= Records =
========
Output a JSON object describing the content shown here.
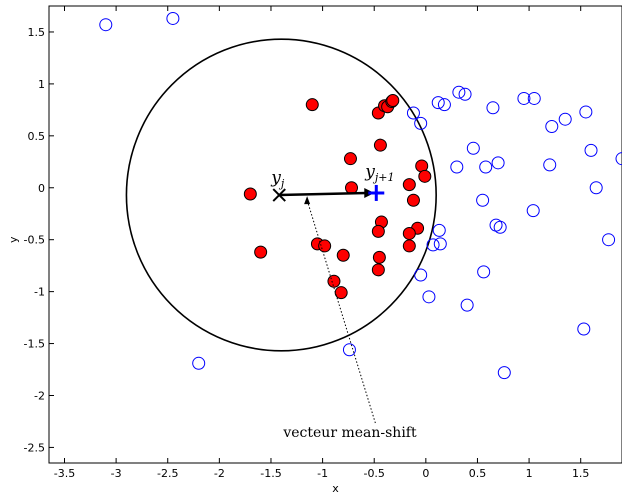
{
  "chart_data": {
    "type": "scatter",
    "xlabel": "x",
    "ylabel": "y",
    "xlim": [
      -3.65,
      1.9
    ],
    "ylim": [
      -2.65,
      1.75
    ],
    "xticks": [
      "-3.5",
      "-3",
      "-2.5",
      "-2",
      "-1.5",
      "-1",
      "-0.5",
      "0",
      "0.5",
      "1",
      "1.5"
    ],
    "yticks": [
      "1.5",
      "1",
      "0.5",
      "0",
      "-0.5",
      "-1",
      "-1.5",
      "-2",
      "-2.5"
    ],
    "grid": false,
    "circle": {
      "center": [
        -1.4,
        -0.07
      ],
      "radius": 1.5,
      "color": "#000000"
    },
    "inside_points_color": "#ff0000",
    "outside_points_color": "#0000ff",
    "inside_points": [
      [
        -1.7,
        -0.06
      ],
      [
        -1.6,
        -0.62
      ],
      [
        -1.1,
        0.8
      ],
      [
        -1.05,
        -0.54
      ],
      [
        -0.98,
        -0.56
      ],
      [
        -0.89,
        -0.9
      ],
      [
        -0.82,
        -1.01
      ],
      [
        -0.8,
        -0.65
      ],
      [
        -0.73,
        0.28
      ],
      [
        -0.72,
        0.0
      ],
      [
        -0.46,
        0.72
      ],
      [
        -0.44,
        0.41
      ],
      [
        -0.4,
        0.79
      ],
      [
        -0.37,
        0.78
      ],
      [
        -0.33,
        0.83
      ],
      [
        -0.32,
        0.84
      ],
      [
        -0.43,
        -0.33
      ],
      [
        -0.46,
        -0.42
      ],
      [
        -0.45,
        -0.67
      ],
      [
        -0.46,
        -0.79
      ],
      [
        -0.16,
        0.03
      ],
      [
        -0.12,
        -0.12
      ],
      [
        -0.08,
        -0.39
      ],
      [
        -0.16,
        -0.44
      ],
      [
        -0.16,
        -0.56
      ],
      [
        -0.04,
        0.21
      ],
      [
        -0.01,
        0.11
      ]
    ],
    "outside_points": [
      [
        -3.1,
        1.57
      ],
      [
        -2.45,
        1.63
      ],
      [
        -2.2,
        -1.69
      ],
      [
        -0.74,
        -1.56
      ],
      [
        -0.12,
        0.72
      ],
      [
        -0.05,
        0.62
      ],
      [
        0.12,
        0.82
      ],
      [
        0.18,
        0.8
      ],
      [
        0.32,
        0.92
      ],
      [
        0.38,
        0.9
      ],
      [
        0.46,
        0.38
      ],
      [
        0.58,
        0.2
      ],
      [
        0.3,
        0.2
      ],
      [
        0.13,
        -0.41
      ],
      [
        0.07,
        -0.55
      ],
      [
        0.14,
        -0.54
      ],
      [
        -0.05,
        -0.84
      ],
      [
        0.03,
        -1.05
      ],
      [
        0.55,
        -0.12
      ],
      [
        0.56,
        -0.81
      ],
      [
        0.65,
        0.77
      ],
      [
        0.7,
        0.24
      ],
      [
        0.4,
        -1.13
      ],
      [
        0.68,
        -0.36
      ],
      [
        0.72,
        -0.38
      ],
      [
        0.76,
        -1.78
      ],
      [
        0.95,
        0.86
      ],
      [
        1.05,
        0.86
      ],
      [
        1.04,
        -0.22
      ],
      [
        1.22,
        0.59
      ],
      [
        1.2,
        0.22
      ],
      [
        1.35,
        0.66
      ],
      [
        1.55,
        0.73
      ],
      [
        1.6,
        0.36
      ],
      [
        1.65,
        0.0
      ],
      [
        1.77,
        -0.5
      ],
      [
        1.53,
        -1.36
      ],
      [
        1.9,
        0.28
      ]
    ],
    "marked_points": [
      {
        "label": "y_j",
        "x": -1.42,
        "y": -0.07,
        "color": "#ff0000"
      },
      {
        "label": "y_{j+1}",
        "x": -0.48,
        "y": -0.05,
        "color": "#0000ff"
      }
    ],
    "shift_arrow": {
      "from": [
        -1.42,
        -0.07
      ],
      "to": [
        -0.48,
        -0.05
      ]
    },
    "annotations": [
      {
        "text": "vecteur mean-shift",
        "x": -1.38,
        "y": -2.4,
        "points_to": [
          -1.15,
          -0.08
        ]
      }
    ]
  }
}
========
= Job =
Set down the material exactly, every line of it, except for the pictures.

= Output below =
Output a JSON object describing the content shown here.
{
  "chart_data": {
    "type": "scatter",
    "xlabel": "x",
    "ylabel": "y",
    "xlim": [
      -3.65,
      1.9
    ],
    "ylim": [
      -2.65,
      1.75
    ],
    "xticks": [
      "-3.5",
      "-3",
      "-2.5",
      "-2",
      "-1.5",
      "-1",
      "-0.5",
      "0",
      "0.5",
      "1",
      "1.5"
    ],
    "yticks": [
      "1.5",
      "1",
      "0.5",
      "0",
      "-0.5",
      "-1",
      "-1.5",
      "-2",
      "-2.5"
    ],
    "grid": false,
    "circle": {
      "center": [
        -1.4,
        -0.07
      ],
      "radius": 1.5,
      "color": "#000000"
    },
    "inside_points_color": "#ff0000",
    "outside_points_color": "#0000ff",
    "inside_points": [
      [
        -1.7,
        -0.06
      ],
      [
        -1.6,
        -0.62
      ],
      [
        -1.1,
        0.8
      ],
      [
        -1.05,
        -0.54
      ],
      [
        -0.98,
        -0.56
      ],
      [
        -0.89,
        -0.9
      ],
      [
        -0.82,
        -1.01
      ],
      [
        -0.8,
        -0.65
      ],
      [
        -0.73,
        0.28
      ],
      [
        -0.72,
        0.0
      ],
      [
        -0.46,
        0.72
      ],
      [
        -0.44,
        0.41
      ],
      [
        -0.4,
        0.79
      ],
      [
        -0.37,
        0.78
      ],
      [
        -0.33,
        0.83
      ],
      [
        -0.32,
        0.84
      ],
      [
        -0.43,
        -0.33
      ],
      [
        -0.46,
        -0.42
      ],
      [
        -0.45,
        -0.67
      ],
      [
        -0.46,
        -0.79
      ],
      [
        -0.16,
        0.03
      ],
      [
        -0.12,
        -0.12
      ],
      [
        -0.08,
        -0.39
      ],
      [
        -0.16,
        -0.44
      ],
      [
        -0.16,
        -0.56
      ],
      [
        -0.04,
        0.21
      ],
      [
        -0.01,
        0.11
      ]
    ],
    "outside_points": [
      [
        -3.1,
        1.57
      ],
      [
        -2.45,
        1.63
      ],
      [
        -2.2,
        -1.69
      ],
      [
        -0.74,
        -1.56
      ],
      [
        -0.12,
        0.72
      ],
      [
        -0.05,
        0.62
      ],
      [
        0.12,
        0.82
      ],
      [
        0.18,
        0.8
      ],
      [
        0.32,
        0.92
      ],
      [
        0.38,
        0.9
      ],
      [
        0.46,
        0.38
      ],
      [
        0.58,
        0.2
      ],
      [
        0.3,
        0.2
      ],
      [
        0.13,
        -0.41
      ],
      [
        0.07,
        -0.55
      ],
      [
        0.14,
        -0.54
      ],
      [
        -0.05,
        -0.84
      ],
      [
        0.03,
        -1.05
      ],
      [
        0.55,
        -0.12
      ],
      [
        0.56,
        -0.81
      ],
      [
        0.65,
        0.77
      ],
      [
        0.7,
        0.24
      ],
      [
        0.4,
        -1.13
      ],
      [
        0.68,
        -0.36
      ],
      [
        0.72,
        -0.38
      ],
      [
        0.76,
        -1.78
      ],
      [
        0.95,
        0.86
      ],
      [
        1.05,
        0.86
      ],
      [
        1.04,
        -0.22
      ],
      [
        1.22,
        0.59
      ],
      [
        1.2,
        0.22
      ],
      [
        1.35,
        0.66
      ],
      [
        1.55,
        0.73
      ],
      [
        1.6,
        0.36
      ],
      [
        1.65,
        0.0
      ],
      [
        1.77,
        -0.5
      ],
      [
        1.53,
        -1.36
      ],
      [
        1.9,
        0.28
      ]
    ],
    "marked_points": [
      {
        "label": "y_j",
        "x": -1.42,
        "y": -0.07,
        "color": "#ff0000"
      },
      {
        "label": "y_{j+1}",
        "x": -0.48,
        "y": -0.05,
        "color": "#0000ff"
      }
    ],
    "shift_arrow": {
      "from": [
        -1.42,
        -0.07
      ],
      "to": [
        -0.48,
        -0.05
      ]
    },
    "annotations": [
      {
        "text": "vecteur mean-shift",
        "x": -1.38,
        "y": -2.4,
        "points_to": [
          -1.15,
          -0.08
        ]
      }
    ]
  }
}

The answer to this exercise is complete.